Dataset excerpts:
────
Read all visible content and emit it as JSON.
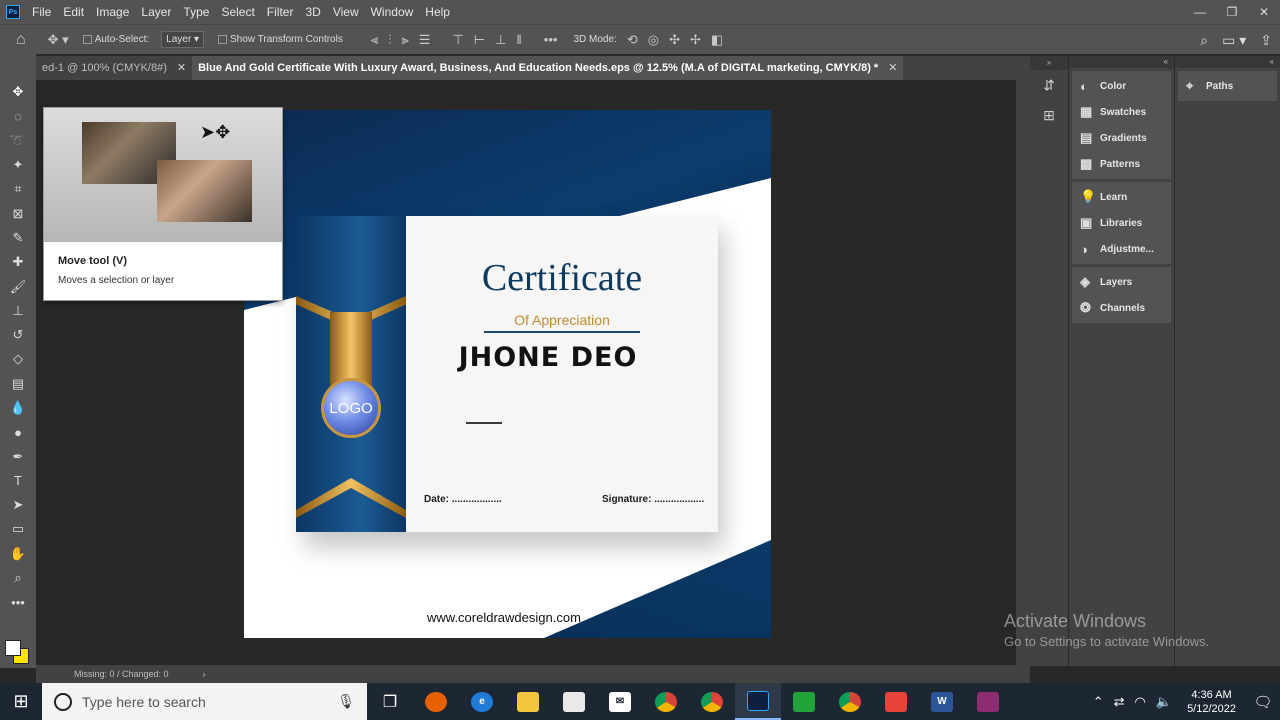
{
  "app": {
    "logo": "Ps"
  },
  "menu": [
    "File",
    "Edit",
    "Image",
    "Layer",
    "Type",
    "Select",
    "Filter",
    "3D",
    "View",
    "Window",
    "Help"
  ],
  "window_controls": {
    "minimize": "—",
    "restore": "❐",
    "close": "✕"
  },
  "options": {
    "auto_select_label": "Auto-Select:",
    "auto_select_target": "Layer",
    "transform_label": "Show Transform Controls",
    "mode_label": "3D Mode:",
    "more": "•••"
  },
  "tabs": [
    {
      "label": "ed-1 @ 100% (CMYK/8#)",
      "close": "✕"
    },
    {
      "label": "Blue And Gold Certificate With Luxury Award, Business, And Education Needs.eps @ 12.5% (M.A of DIGITAL marketing, CMYK/8) *",
      "close": "✕"
    }
  ],
  "tooltip": {
    "title": "Move tool (V)",
    "description": "Moves a selection or layer"
  },
  "certificate": {
    "title": "Certificate",
    "subtitle": "Of Appreciation",
    "name": "JHONE DEO",
    "logo": "LOGO",
    "date_label": "Date: ..................",
    "signature_label": "Signature: ..................",
    "website": "www.coreldrawdesign.com"
  },
  "panels": {
    "group1": [
      "Color",
      "Swatches",
      "Gradients",
      "Patterns"
    ],
    "group2": [
      "Learn",
      "Libraries",
      "Adjustme..."
    ],
    "group3": [
      "Layers",
      "Channels"
    ],
    "paths": "Paths"
  },
  "status": {
    "text": "Missing: 0 / Changed: 0",
    "arrow": "›"
  },
  "watermark": {
    "line1": "Activate Windows",
    "line2": "Go to Settings to activate Windows."
  },
  "taskbar": {
    "search_placeholder": "Type here to search",
    "time": "4:36 AM",
    "date": "5/12/2022"
  },
  "colors": {
    "foreground": "#ffffff",
    "background": "#ffe400",
    "accent": "#31a8ff"
  }
}
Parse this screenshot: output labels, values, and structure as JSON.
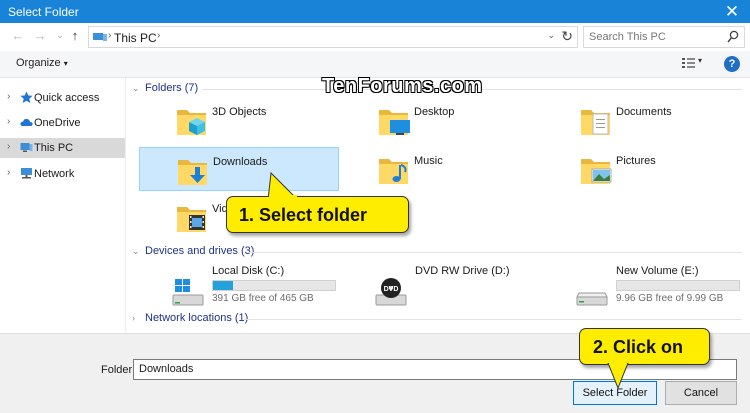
{
  "window": {
    "title": "Select Folder",
    "close_glyph": "✕"
  },
  "nav": {
    "back_glyph": "←",
    "forward_glyph": "→",
    "recent_glyph": "⌄",
    "up_glyph": "↑",
    "breadcrumb": "This PC",
    "sep_glyph": "›",
    "dropdown_glyph": "⌄",
    "refresh_glyph": "↻"
  },
  "search": {
    "placeholder": "Search This PC"
  },
  "toolbar": {
    "organize_label": "Organize",
    "organize_arrow": "▾",
    "view_arrow": "▾",
    "help_glyph": "?"
  },
  "sidebar": {
    "chevron": "›",
    "items": [
      {
        "label": "Quick access",
        "icon": "star-icon"
      },
      {
        "label": "OneDrive",
        "icon": "cloud-icon"
      },
      {
        "label": "This PC",
        "icon": "computer-icon"
      },
      {
        "label": "Network",
        "icon": "network-icon"
      }
    ]
  },
  "content": {
    "chev_open": "⌄",
    "chev_closed": "›",
    "groups": {
      "folders": "Folders (7)",
      "devices": "Devices and drives (3)",
      "network": "Network locations (1)"
    },
    "folders": [
      {
        "label": "3D Objects",
        "icon": "3d-objects-folder-icon"
      },
      {
        "label": "Desktop",
        "icon": "desktop-folder-icon"
      },
      {
        "label": "Documents",
        "icon": "documents-folder-icon"
      },
      {
        "label": "Downloads",
        "icon": "downloads-folder-icon"
      },
      {
        "label": "Music",
        "icon": "music-folder-icon"
      },
      {
        "label": "Pictures",
        "icon": "pictures-folder-icon"
      },
      {
        "label": "Vid",
        "icon": "videos-folder-icon"
      }
    ],
    "drives": [
      {
        "name": "Local Disk (C:)",
        "free": "391 GB free of 465 GB",
        "used_fraction": 0.16,
        "icon": "windows-drive-icon"
      },
      {
        "name": "DVD RW Drive (D:)",
        "icon": "dvd-drive-icon"
      },
      {
        "name": "New Volume (E:)",
        "free": "9.96 GB free of 9.99 GB",
        "used_fraction": 0.0,
        "icon": "hard-drive-icon"
      }
    ]
  },
  "watermark": "TenForums.com",
  "callouts": {
    "select": "1. Select  folder",
    "click": "2. Click on"
  },
  "footer": {
    "folder_label": "Folder:",
    "folder_value": "Downloads",
    "select_button": "Select Folder",
    "cancel_button": "Cancel"
  },
  "colors": {
    "titlebar": "#1883d7",
    "selection": "#cce8ff",
    "callout": "#ffed00",
    "drive_bar": "#26a0da",
    "group_label": "#1e3287"
  }
}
────
Task description
Transcribe the listing in full. Omit the pictures and keep every line exact.

Solved problem
Read all visible content and emit it as JSON.
{
  "app": {
    "logo": "Ps"
  },
  "menu": [
    "File",
    "Edit",
    "Image",
    "Layer",
    "Type",
    "Select",
    "Filter",
    "3D",
    "View",
    "Window",
    "Help"
  ],
  "window_controls": {
    "minimize": "—",
    "restore": "❐",
    "close": "✕"
  },
  "options": {
    "auto_select_label": "Auto-Select:",
    "auto_select_target": "Layer",
    "transform_label": "Show Transform Controls",
    "mode_label": "3D Mode:",
    "more": "•••"
  },
  "tabs": [
    {
      "label": "ed-1 @ 100% (CMYK/8#)",
      "close": "✕"
    },
    {
      "label": "Blue And Gold Certificate With Luxury Award, Business, And Education Needs.eps @ 12.5% (M.A of DIGITAL marketing, CMYK/8) *",
      "close": "✕"
    }
  ],
  "tooltip": {
    "title": "Move tool (V)",
    "description": "Moves a selection or layer"
  },
  "certificate": {
    "title": "Certificate",
    "subtitle": "Of Appreciation",
    "name": "JHONE DEO",
    "logo": "LOGO",
    "date_label": "Date: ..................",
    "signature_label": "Signature: ..................",
    "website": "www.coreldrawdesign.com"
  },
  "panels": {
    "group1": [
      "Color",
      "Swatches",
      "Gradients",
      "Patterns"
    ],
    "group2": [
      "Learn",
      "Libraries",
      "Adjustme..."
    ],
    "group3": [
      "Layers",
      "Channels"
    ],
    "paths": "Paths"
  },
  "status": {
    "text": "Missing: 0 / Changed: 0",
    "arrow": "›"
  },
  "watermark": {
    "line1": "Activate Windows",
    "line2": "Go to Settings to activate Windows."
  },
  "taskbar": {
    "search_placeholder": "Type here to search",
    "time": "4:36 AM",
    "date": "5/12/2022"
  },
  "colors": {
    "foreground": "#ffffff",
    "background": "#ffe400",
    "accent": "#31a8ff"
  }
}
Parse this screenshot: output labels, values, and structure as JSON.
{
  "window": {
    "title": "Select Folder",
    "close_glyph": "✕"
  },
  "nav": {
    "back_glyph": "←",
    "forward_glyph": "→",
    "recent_glyph": "⌄",
    "up_glyph": "↑",
    "breadcrumb": "This PC",
    "sep_glyph": "›",
    "dropdown_glyph": "⌄",
    "refresh_glyph": "↻"
  },
  "search": {
    "placeholder": "Search This PC"
  },
  "toolbar": {
    "organize_label": "Organize",
    "organize_arrow": "▾",
    "view_arrow": "▾",
    "help_glyph": "?"
  },
  "sidebar": {
    "chevron": "›",
    "items": [
      {
        "label": "Quick access",
        "icon": "star-icon"
      },
      {
        "label": "OneDrive",
        "icon": "cloud-icon"
      },
      {
        "label": "This PC",
        "icon": "computer-icon"
      },
      {
        "label": "Network",
        "icon": "network-icon"
      }
    ]
  },
  "content": {
    "chev_open": "⌄",
    "chev_closed": "›",
    "groups": {
      "folders": "Folders (7)",
      "devices": "Devices and drives (3)",
      "network": "Network locations (1)"
    },
    "folders": [
      {
        "label": "3D Objects",
        "icon": "3d-objects-folder-icon"
      },
      {
        "label": "Desktop",
        "icon": "desktop-folder-icon"
      },
      {
        "label": "Documents",
        "icon": "documents-folder-icon"
      },
      {
        "label": "Downloads",
        "icon": "downloads-folder-icon"
      },
      {
        "label": "Music",
        "icon": "music-folder-icon"
      },
      {
        "label": "Pictures",
        "icon": "pictures-folder-icon"
      },
      {
        "label": "Vid",
        "icon": "videos-folder-icon"
      }
    ],
    "drives": [
      {
        "name": "Local Disk (C:)",
        "free": "391 GB free of 465 GB",
        "used_fraction": 0.16,
        "icon": "windows-drive-icon"
      },
      {
        "name": "DVD RW Drive (D:)",
        "icon": "dvd-drive-icon"
      },
      {
        "name": "New Volume (E:)",
        "free": "9.96 GB free of 9.99 GB",
        "used_fraction": 0.0,
        "icon": "hard-drive-icon"
      }
    ]
  },
  "watermark": "TenForums.com",
  "callouts": {
    "select": "1. Select  folder",
    "click": "2. Click on"
  },
  "footer": {
    "folder_label": "Folder:",
    "folder_value": "Downloads",
    "select_button": "Select Folder",
    "cancel_button": "Cancel"
  },
  "colors": {
    "titlebar": "#1883d7",
    "selection": "#cce8ff",
    "callout": "#ffed00",
    "drive_bar": "#26a0da",
    "group_label": "#1e3287"
  }
}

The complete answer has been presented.